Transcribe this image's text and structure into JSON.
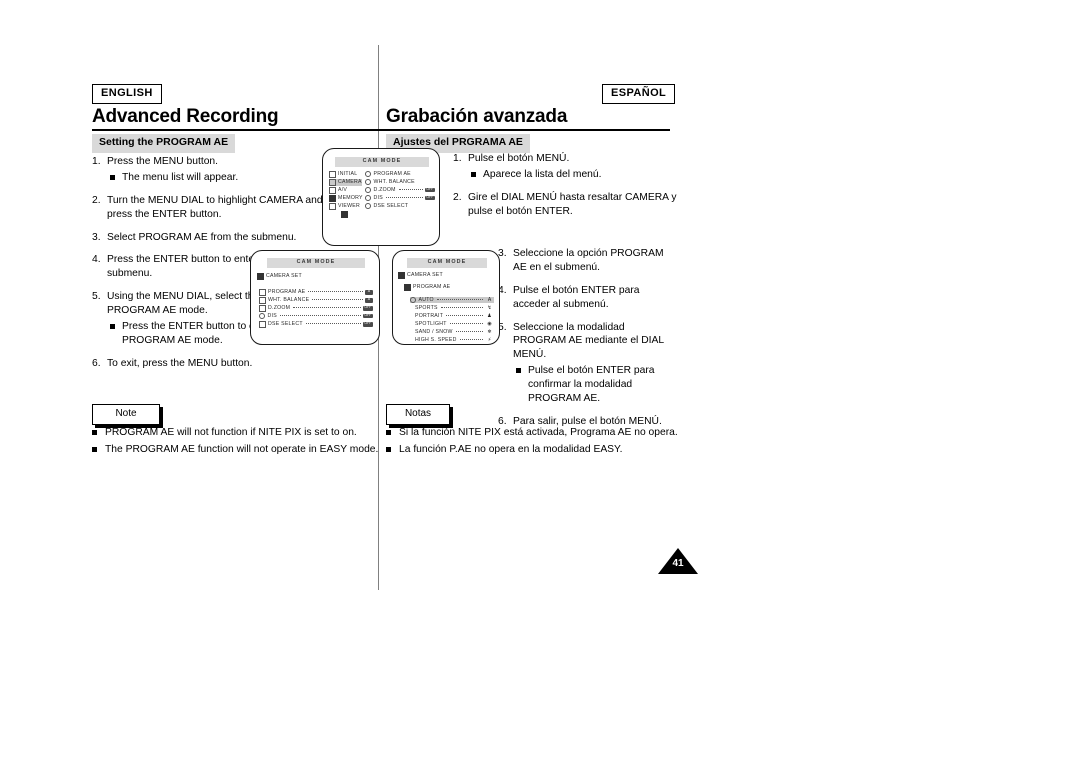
{
  "page": {
    "number": "41"
  },
  "english": {
    "badge": "ENGLISH",
    "title": "Advanced Recording",
    "section": "Setting the PROGRAM AE",
    "steps": [
      {
        "num": "1.",
        "text": "Press the MENU button.",
        "sub": "The menu list will appear."
      },
      {
        "num": "2.",
        "text": "Turn the MENU DIAL to highlight CAMERA and press the ENTER button."
      },
      {
        "num": "3.",
        "text": "Select PROGRAM AE from the submenu."
      },
      {
        "num": "4.",
        "text": "Press the ENTER button to enter the submenu."
      },
      {
        "num": "5.",
        "text": "Using the MENU DIAL, select the PROGRAM AE mode.",
        "sub": "Press the ENTER button to confirm the PROGRAM AE mode."
      },
      {
        "num": "6.",
        "text": "To exit, press the MENU button."
      }
    ],
    "note_label": "Note",
    "notes": [
      "PROGRAM AE will not function if NITE PIX is set to on.",
      "The PROGRAM AE function will not operate in EASY mode."
    ]
  },
  "spanish": {
    "badge": "ESPAÑOL",
    "title": "Grabación avanzada",
    "section": "Ajustes del PRGRAMA AE",
    "steps_top": [
      {
        "num": "1.",
        "text": "Pulse el botón MENÚ.",
        "sub": "Aparece la lista del menú."
      },
      {
        "num": "2.",
        "text": "Gire el DIAL MENÚ hasta resaltar CAMERA y pulse el botón ENTER."
      }
    ],
    "steps_bottom": [
      {
        "num": "3.",
        "text": "Seleccione la opción PROGRAM AE en el submenú."
      },
      {
        "num": "4.",
        "text": "Pulse el botón ENTER para acceder al submenú."
      },
      {
        "num": "5.",
        "text": "Seleccione la modalidad PROGRAM AE mediante el DIAL MENÚ.",
        "sub": "Pulse el botón ENTER para confirmar la modalidad PROGRAM AE."
      },
      {
        "num": "6.",
        "text": "Para salir, pulse el botón MENÚ."
      }
    ],
    "note_label": "Notas",
    "notes": [
      "Si la función NITE PIX está activada, Programa AE no opera.",
      "La función P.AE no opera en la modalidad EASY."
    ]
  },
  "lcd_main_menu": {
    "title": "CAM MODE",
    "left_column": [
      {
        "label": "INITIAL",
        "selected": false
      },
      {
        "label": "CAMERA",
        "selected": true
      },
      {
        "label": "A/V",
        "selected": false
      },
      {
        "label": "MEMORY",
        "selected": false
      },
      {
        "label": "VIEWER",
        "selected": false
      }
    ],
    "right_column": [
      {
        "label": "PROGRAM AE",
        "value": ""
      },
      {
        "label": "WHT. BALANCE",
        "value": ""
      },
      {
        "label": "D.ZOOM",
        "value": "OFF"
      },
      {
        "label": "DIS",
        "value": "OFF"
      },
      {
        "label": "DSE SELECT",
        "value": ""
      }
    ]
  },
  "lcd_camera_set": {
    "title": "CAM MODE",
    "header": "CAMERA SET",
    "items": [
      {
        "label": "PROGRAM AE",
        "value": "A"
      },
      {
        "label": "WHT. BALANCE",
        "value": "A"
      },
      {
        "label": "D.ZOOM",
        "value": "OFF"
      },
      {
        "label": "DIS",
        "value": "OFF"
      },
      {
        "label": "DSE SELECT",
        "value": "OFF"
      }
    ]
  },
  "lcd_program_ae": {
    "title": "CAM MODE",
    "header": "CAMERA SET",
    "subheader": "PROGRAM AE",
    "items": [
      {
        "label": "AUTO",
        "selected": true,
        "glyph": "A"
      },
      {
        "label": "SPORTS",
        "selected": false,
        "glyph": "↯"
      },
      {
        "label": "PORTRAIT",
        "selected": false,
        "glyph": "♟"
      },
      {
        "label": "SPOTLIGHT",
        "selected": false,
        "glyph": "◉"
      },
      {
        "label": "SAND / SNOW",
        "selected": false,
        "glyph": "❄"
      },
      {
        "label": "HIGH S. SPEED",
        "selected": false,
        "glyph": "⚡"
      }
    ]
  }
}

What you have to do
Using the material above, return every line exactly as it appears, minus the pictures.

Output for this task
Transcribe this image's text and structure into JSON.
{
  "page": {
    "number": "41"
  },
  "english": {
    "badge": "ENGLISH",
    "title": "Advanced Recording",
    "section": "Setting the PROGRAM AE",
    "steps": [
      {
        "num": "1.",
        "text": "Press the MENU button.",
        "sub": "The menu list will appear."
      },
      {
        "num": "2.",
        "text": "Turn the MENU DIAL to highlight CAMERA and press the ENTER button."
      },
      {
        "num": "3.",
        "text": "Select PROGRAM AE from the submenu."
      },
      {
        "num": "4.",
        "text": "Press the ENTER button to enter the submenu."
      },
      {
        "num": "5.",
        "text": "Using the MENU DIAL, select the PROGRAM AE mode.",
        "sub": "Press the ENTER button to confirm the PROGRAM AE mode."
      },
      {
        "num": "6.",
        "text": "To exit, press the MENU button."
      }
    ],
    "note_label": "Note",
    "notes": [
      "PROGRAM AE will not function if NITE PIX is set to on.",
      "The PROGRAM AE function will not operate in EASY mode."
    ]
  },
  "spanish": {
    "badge": "ESPAÑOL",
    "title": "Grabación avanzada",
    "section": "Ajustes del PRGRAMA AE",
    "steps_top": [
      {
        "num": "1.",
        "text": "Pulse el botón MENÚ.",
        "sub": "Aparece la lista del menú."
      },
      {
        "num": "2.",
        "text": "Gire el DIAL MENÚ hasta resaltar CAMERA y pulse el botón ENTER."
      }
    ],
    "steps_bottom": [
      {
        "num": "3.",
        "text": "Seleccione la opción PROGRAM AE en el submenú."
      },
      {
        "num": "4.",
        "text": "Pulse el botón ENTER para acceder al submenú."
      },
      {
        "num": "5.",
        "text": "Seleccione la modalidad PROGRAM AE mediante el DIAL MENÚ.",
        "sub": "Pulse el botón ENTER para confirmar la modalidad PROGRAM AE."
      },
      {
        "num": "6.",
        "text": "Para salir, pulse el botón MENÚ."
      }
    ],
    "note_label": "Notas",
    "notes": [
      "Si la función NITE PIX está activada, Programa AE no opera.",
      "La función P.AE no opera en la modalidad EASY."
    ]
  },
  "lcd_main_menu": {
    "title": "CAM MODE",
    "left_column": [
      {
        "label": "INITIAL",
        "selected": false
      },
      {
        "label": "CAMERA",
        "selected": true
      },
      {
        "label": "A/V",
        "selected": false
      },
      {
        "label": "MEMORY",
        "selected": false
      },
      {
        "label": "VIEWER",
        "selected": false
      }
    ],
    "right_column": [
      {
        "label": "PROGRAM AE",
        "value": ""
      },
      {
        "label": "WHT. BALANCE",
        "value": ""
      },
      {
        "label": "D.ZOOM",
        "value": "OFF"
      },
      {
        "label": "DIS",
        "value": "OFF"
      },
      {
        "label": "DSE SELECT",
        "value": ""
      }
    ]
  },
  "lcd_camera_set": {
    "title": "CAM MODE",
    "header": "CAMERA SET",
    "items": [
      {
        "label": "PROGRAM AE",
        "value": "A"
      },
      {
        "label": "WHT. BALANCE",
        "value": "A"
      },
      {
        "label": "D.ZOOM",
        "value": "OFF"
      },
      {
        "label": "DIS",
        "value": "OFF"
      },
      {
        "label": "DSE SELECT",
        "value": "OFF"
      }
    ]
  },
  "lcd_program_ae": {
    "title": "CAM MODE",
    "header": "CAMERA SET",
    "subheader": "PROGRAM AE",
    "items": [
      {
        "label": "AUTO",
        "selected": true,
        "glyph": "A"
      },
      {
        "label": "SPORTS",
        "selected": false,
        "glyph": "↯"
      },
      {
        "label": "PORTRAIT",
        "selected": false,
        "glyph": "♟"
      },
      {
        "label": "SPOTLIGHT",
        "selected": false,
        "glyph": "◉"
      },
      {
        "label": "SAND / SNOW",
        "selected": false,
        "glyph": "❄"
      },
      {
        "label": "HIGH S. SPEED",
        "selected": false,
        "glyph": "⚡"
      }
    ]
  }
}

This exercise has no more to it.